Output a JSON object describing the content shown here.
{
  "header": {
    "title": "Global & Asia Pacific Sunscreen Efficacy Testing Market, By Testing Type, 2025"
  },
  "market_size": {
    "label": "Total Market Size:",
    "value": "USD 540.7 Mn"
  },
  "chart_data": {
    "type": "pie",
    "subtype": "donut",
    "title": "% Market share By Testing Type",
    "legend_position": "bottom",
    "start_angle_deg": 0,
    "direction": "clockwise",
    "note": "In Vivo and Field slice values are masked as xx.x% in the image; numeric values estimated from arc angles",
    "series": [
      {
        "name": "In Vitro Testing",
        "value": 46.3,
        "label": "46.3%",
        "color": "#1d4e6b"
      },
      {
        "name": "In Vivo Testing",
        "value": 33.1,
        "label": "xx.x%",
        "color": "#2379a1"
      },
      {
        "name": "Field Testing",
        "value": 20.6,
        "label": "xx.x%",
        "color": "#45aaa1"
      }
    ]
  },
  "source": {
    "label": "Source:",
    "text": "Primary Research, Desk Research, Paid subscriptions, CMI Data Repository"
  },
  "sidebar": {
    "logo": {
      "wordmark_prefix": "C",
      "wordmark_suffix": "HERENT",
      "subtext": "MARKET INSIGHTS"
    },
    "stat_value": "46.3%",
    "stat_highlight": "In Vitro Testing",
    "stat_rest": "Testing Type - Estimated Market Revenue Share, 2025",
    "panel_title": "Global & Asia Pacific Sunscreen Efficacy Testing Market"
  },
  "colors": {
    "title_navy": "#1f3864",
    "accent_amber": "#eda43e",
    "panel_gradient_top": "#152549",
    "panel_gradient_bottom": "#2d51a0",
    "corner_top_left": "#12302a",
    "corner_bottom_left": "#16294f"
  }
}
──────
WHAT IS NEEDED: Track down every line with the word "Pacific" and copy it.

ANSWER:
    "title": "Global & Asia Pacific Sunscreen Efficacy Testing Market, By Testing Type, 2025"
    "panel_title": "Global & Asia Pacific Sunscreen Efficacy Testing Market"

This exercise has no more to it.